TASK PROMPT - Give back the records below exactly, every one, with no pictures.

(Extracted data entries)
** START **

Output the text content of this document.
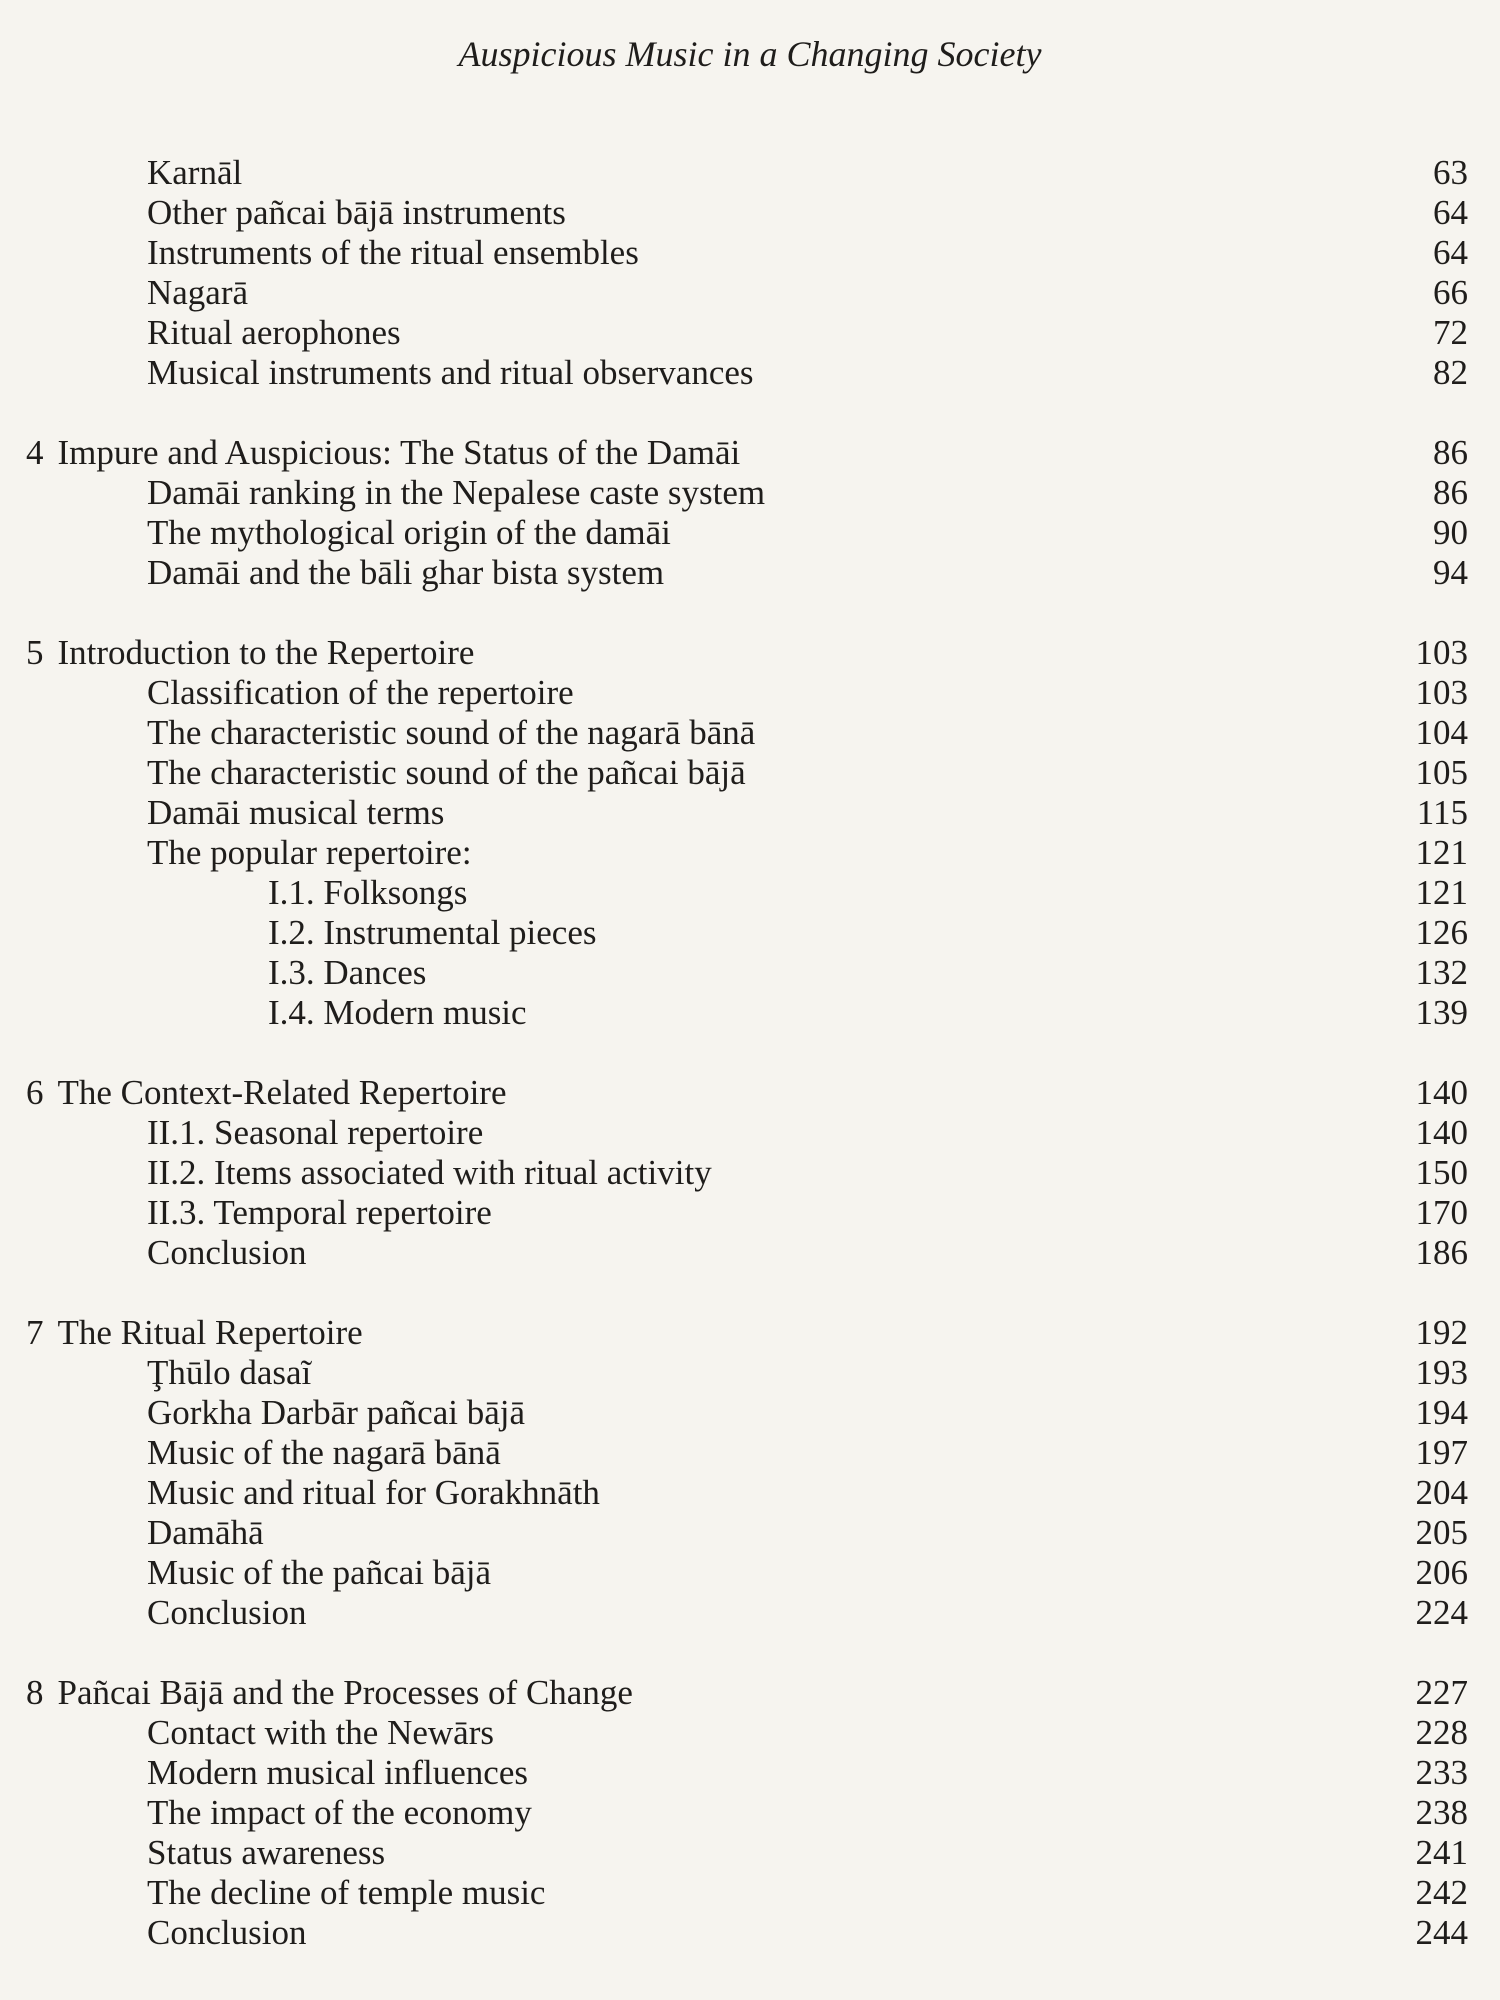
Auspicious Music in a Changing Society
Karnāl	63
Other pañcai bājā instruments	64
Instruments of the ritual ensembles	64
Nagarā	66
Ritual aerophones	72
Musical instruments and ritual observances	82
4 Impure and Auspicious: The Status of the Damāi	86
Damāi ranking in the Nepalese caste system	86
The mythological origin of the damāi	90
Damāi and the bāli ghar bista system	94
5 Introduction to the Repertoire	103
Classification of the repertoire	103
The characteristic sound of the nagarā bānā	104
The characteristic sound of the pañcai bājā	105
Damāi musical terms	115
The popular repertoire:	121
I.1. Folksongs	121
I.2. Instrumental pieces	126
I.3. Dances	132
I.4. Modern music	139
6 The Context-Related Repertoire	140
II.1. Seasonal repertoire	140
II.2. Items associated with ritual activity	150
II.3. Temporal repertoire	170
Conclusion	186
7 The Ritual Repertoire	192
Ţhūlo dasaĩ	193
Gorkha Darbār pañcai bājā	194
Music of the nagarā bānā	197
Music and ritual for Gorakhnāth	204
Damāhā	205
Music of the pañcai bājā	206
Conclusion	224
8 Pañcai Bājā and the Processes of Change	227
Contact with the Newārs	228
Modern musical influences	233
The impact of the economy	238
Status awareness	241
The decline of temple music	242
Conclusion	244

** END **

RESULT FOR THIS EXERCISE -
Output the text content of this document.
Auspicious Music in a Changing Society
Karnāl	63
Other pañcai bājā instruments	64
Instruments of the ritual ensembles	64
Nagarā	66
Ritual aerophones	72
Musical instruments and ritual observances	82
4 Impure and Auspicious: The Status of the Damāi	86
Damāi ranking in the Nepalese caste system	86
The mythological origin of the damāi	90
Damāi and the bāli ghar bista system	94
5 Introduction to the Repertoire	103
Classification of the repertoire	103
The characteristic sound of the nagarā bānā	104
The characteristic sound of the pañcai bājā	105
Damāi musical terms	115
The popular repertoire:	121
I.1. Folksongs	121
I.2. Instrumental pieces	126
I.3. Dances	132
I.4. Modern music	139
6 The Context-Related Repertoire	140
II.1. Seasonal repertoire	140
II.2. Items associated with ritual activity	150
II.3. Temporal repertoire	170
Conclusion	186
7 The Ritual Repertoire	192
Ţhūlo dasaĩ	193
Gorkha Darbār pañcai bājā	194
Music of the nagarā bānā	197
Music and ritual for Gorakhnāth	204
Damāhā	205
Music of the pañcai bājā	206
Conclusion	224
8 Pañcai Bājā and the Processes of Change	227
Contact with the Newārs	228
Modern musical influences	233
The impact of the economy	238
Status awareness	241
The decline of temple music	242
Conclusion	244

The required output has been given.